Below is a set of records; print all of them exactly as written.
Start of Extracted data
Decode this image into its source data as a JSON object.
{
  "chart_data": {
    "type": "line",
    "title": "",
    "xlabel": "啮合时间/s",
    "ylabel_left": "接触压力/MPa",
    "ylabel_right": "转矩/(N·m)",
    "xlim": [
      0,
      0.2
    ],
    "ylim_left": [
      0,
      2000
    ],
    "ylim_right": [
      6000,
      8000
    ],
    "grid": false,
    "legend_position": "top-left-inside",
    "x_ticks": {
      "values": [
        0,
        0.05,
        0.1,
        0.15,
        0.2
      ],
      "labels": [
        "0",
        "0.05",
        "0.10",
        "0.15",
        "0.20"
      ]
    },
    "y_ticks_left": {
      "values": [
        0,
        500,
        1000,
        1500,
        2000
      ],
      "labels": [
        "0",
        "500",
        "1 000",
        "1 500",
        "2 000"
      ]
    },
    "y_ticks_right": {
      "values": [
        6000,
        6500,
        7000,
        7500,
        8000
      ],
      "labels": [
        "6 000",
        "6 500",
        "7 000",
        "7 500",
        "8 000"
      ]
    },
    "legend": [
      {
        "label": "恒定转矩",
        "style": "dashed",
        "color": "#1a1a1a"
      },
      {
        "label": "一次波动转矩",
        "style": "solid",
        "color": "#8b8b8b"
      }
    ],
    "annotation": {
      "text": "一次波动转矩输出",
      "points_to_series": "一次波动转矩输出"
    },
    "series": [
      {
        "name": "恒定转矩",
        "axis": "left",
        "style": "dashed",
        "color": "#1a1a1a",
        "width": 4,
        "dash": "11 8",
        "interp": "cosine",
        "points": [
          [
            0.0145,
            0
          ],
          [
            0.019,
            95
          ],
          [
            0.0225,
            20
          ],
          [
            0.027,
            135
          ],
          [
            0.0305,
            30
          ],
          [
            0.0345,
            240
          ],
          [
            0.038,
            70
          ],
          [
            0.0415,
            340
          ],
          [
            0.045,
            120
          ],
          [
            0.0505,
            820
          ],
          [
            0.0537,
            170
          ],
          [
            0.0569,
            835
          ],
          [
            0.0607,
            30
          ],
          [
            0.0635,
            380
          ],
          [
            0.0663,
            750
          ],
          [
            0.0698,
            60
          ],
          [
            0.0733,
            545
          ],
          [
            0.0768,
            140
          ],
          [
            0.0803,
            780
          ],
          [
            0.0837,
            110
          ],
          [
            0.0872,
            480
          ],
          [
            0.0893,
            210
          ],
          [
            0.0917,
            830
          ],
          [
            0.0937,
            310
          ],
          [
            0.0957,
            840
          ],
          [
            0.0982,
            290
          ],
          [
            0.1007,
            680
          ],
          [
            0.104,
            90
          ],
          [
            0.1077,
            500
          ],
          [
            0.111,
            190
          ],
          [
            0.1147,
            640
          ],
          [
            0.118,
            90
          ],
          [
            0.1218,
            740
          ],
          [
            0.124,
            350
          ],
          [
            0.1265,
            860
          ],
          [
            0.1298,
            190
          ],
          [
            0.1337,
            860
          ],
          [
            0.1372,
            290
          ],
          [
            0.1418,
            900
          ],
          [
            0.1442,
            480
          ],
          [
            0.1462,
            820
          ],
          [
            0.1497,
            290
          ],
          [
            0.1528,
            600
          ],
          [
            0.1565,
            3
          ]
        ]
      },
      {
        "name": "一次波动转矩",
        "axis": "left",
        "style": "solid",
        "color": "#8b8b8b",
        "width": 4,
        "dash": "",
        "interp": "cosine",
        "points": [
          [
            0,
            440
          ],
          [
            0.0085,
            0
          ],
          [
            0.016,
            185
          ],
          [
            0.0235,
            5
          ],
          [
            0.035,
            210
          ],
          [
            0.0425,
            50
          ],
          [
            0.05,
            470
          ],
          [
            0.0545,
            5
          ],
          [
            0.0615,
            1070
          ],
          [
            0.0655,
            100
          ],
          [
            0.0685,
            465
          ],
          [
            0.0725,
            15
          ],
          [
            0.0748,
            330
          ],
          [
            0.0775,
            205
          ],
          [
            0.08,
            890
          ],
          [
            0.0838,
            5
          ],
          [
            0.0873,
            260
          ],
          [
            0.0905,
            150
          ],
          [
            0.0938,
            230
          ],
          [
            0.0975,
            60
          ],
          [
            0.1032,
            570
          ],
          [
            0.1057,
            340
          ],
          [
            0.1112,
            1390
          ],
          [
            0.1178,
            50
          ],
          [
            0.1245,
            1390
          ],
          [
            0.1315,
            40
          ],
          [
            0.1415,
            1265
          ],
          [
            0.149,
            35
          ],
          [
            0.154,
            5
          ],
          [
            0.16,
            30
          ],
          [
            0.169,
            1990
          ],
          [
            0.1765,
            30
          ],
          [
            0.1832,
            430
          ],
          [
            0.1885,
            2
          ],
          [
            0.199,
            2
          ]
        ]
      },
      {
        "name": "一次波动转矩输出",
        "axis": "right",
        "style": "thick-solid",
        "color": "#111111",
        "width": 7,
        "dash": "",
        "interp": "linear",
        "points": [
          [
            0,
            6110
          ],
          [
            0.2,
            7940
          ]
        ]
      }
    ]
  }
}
End of Extracted data
Answer to the exercise:
Decode this image into its source data as a JSON object.
{
  "chart_data": {
    "type": "line",
    "title": "",
    "xlabel": "啮合时间/s",
    "ylabel_left": "接触压力/MPa",
    "ylabel_right": "转矩/(N·m)",
    "xlim": [
      0,
      0.2
    ],
    "ylim_left": [
      0,
      2000
    ],
    "ylim_right": [
      6000,
      8000
    ],
    "grid": false,
    "legend_position": "top-left-inside",
    "x_ticks": {
      "values": [
        0,
        0.05,
        0.1,
        0.15,
        0.2
      ],
      "labels": [
        "0",
        "0.05",
        "0.10",
        "0.15",
        "0.20"
      ]
    },
    "y_ticks_left": {
      "values": [
        0,
        500,
        1000,
        1500,
        2000
      ],
      "labels": [
        "0",
        "500",
        "1 000",
        "1 500",
        "2 000"
      ]
    },
    "y_ticks_right": {
      "values": [
        6000,
        6500,
        7000,
        7500,
        8000
      ],
      "labels": [
        "6 000",
        "6 500",
        "7 000",
        "7 500",
        "8 000"
      ]
    },
    "legend": [
      {
        "label": "恒定转矩",
        "style": "dashed",
        "color": "#1a1a1a"
      },
      {
        "label": "一次波动转矩",
        "style": "solid",
        "color": "#8b8b8b"
      }
    ],
    "annotation": {
      "text": "一次波动转矩输出",
      "points_to_series": "一次波动转矩输出"
    },
    "series": [
      {
        "name": "恒定转矩",
        "axis": "left",
        "style": "dashed",
        "color": "#1a1a1a",
        "width": 4,
        "dash": "11 8",
        "interp": "cosine",
        "points": [
          [
            0.0145,
            0
          ],
          [
            0.019,
            95
          ],
          [
            0.0225,
            20
          ],
          [
            0.027,
            135
          ],
          [
            0.0305,
            30
          ],
          [
            0.0345,
            240
          ],
          [
            0.038,
            70
          ],
          [
            0.0415,
            340
          ],
          [
            0.045,
            120
          ],
          [
            0.0505,
            820
          ],
          [
            0.0537,
            170
          ],
          [
            0.0569,
            835
          ],
          [
            0.0607,
            30
          ],
          [
            0.0635,
            380
          ],
          [
            0.0663,
            750
          ],
          [
            0.0698,
            60
          ],
          [
            0.0733,
            545
          ],
          [
            0.0768,
            140
          ],
          [
            0.0803,
            780
          ],
          [
            0.0837,
            110
          ],
          [
            0.0872,
            480
          ],
          [
            0.0893,
            210
          ],
          [
            0.0917,
            830
          ],
          [
            0.0937,
            310
          ],
          [
            0.0957,
            840
          ],
          [
            0.0982,
            290
          ],
          [
            0.1007,
            680
          ],
          [
            0.104,
            90
          ],
          [
            0.1077,
            500
          ],
          [
            0.111,
            190
          ],
          [
            0.1147,
            640
          ],
          [
            0.118,
            90
          ],
          [
            0.1218,
            740
          ],
          [
            0.124,
            350
          ],
          [
            0.1265,
            860
          ],
          [
            0.1298,
            190
          ],
          [
            0.1337,
            860
          ],
          [
            0.1372,
            290
          ],
          [
            0.1418,
            900
          ],
          [
            0.1442,
            480
          ],
          [
            0.1462,
            820
          ],
          [
            0.1497,
            290
          ],
          [
            0.1528,
            600
          ],
          [
            0.1565,
            3
          ]
        ]
      },
      {
        "name": "一次波动转矩",
        "axis": "left",
        "style": "solid",
        "color": "#8b8b8b",
        "width": 4,
        "dash": "",
        "interp": "cosine",
        "points": [
          [
            0,
            440
          ],
          [
            0.0085,
            0
          ],
          [
            0.016,
            185
          ],
          [
            0.0235,
            5
          ],
          [
            0.035,
            210
          ],
          [
            0.0425,
            50
          ],
          [
            0.05,
            470
          ],
          [
            0.0545,
            5
          ],
          [
            0.0615,
            1070
          ],
          [
            0.0655,
            100
          ],
          [
            0.0685,
            465
          ],
          [
            0.0725,
            15
          ],
          [
            0.0748,
            330
          ],
          [
            0.0775,
            205
          ],
          [
            0.08,
            890
          ],
          [
            0.0838,
            5
          ],
          [
            0.0873,
            260
          ],
          [
            0.0905,
            150
          ],
          [
            0.0938,
            230
          ],
          [
            0.0975,
            60
          ],
          [
            0.1032,
            570
          ],
          [
            0.1057,
            340
          ],
          [
            0.1112,
            1390
          ],
          [
            0.1178,
            50
          ],
          [
            0.1245,
            1390
          ],
          [
            0.1315,
            40
          ],
          [
            0.1415,
            1265
          ],
          [
            0.149,
            35
          ],
          [
            0.154,
            5
          ],
          [
            0.16,
            30
          ],
          [
            0.169,
            1990
          ],
          [
            0.1765,
            30
          ],
          [
            0.1832,
            430
          ],
          [
            0.1885,
            2
          ],
          [
            0.199,
            2
          ]
        ]
      },
      {
        "name": "一次波动转矩输出",
        "axis": "right",
        "style": "thick-solid",
        "color": "#111111",
        "width": 7,
        "dash": "",
        "interp": "linear",
        "points": [
          [
            0,
            6110
          ],
          [
            0.2,
            7940
          ]
        ]
      }
    ]
  }
}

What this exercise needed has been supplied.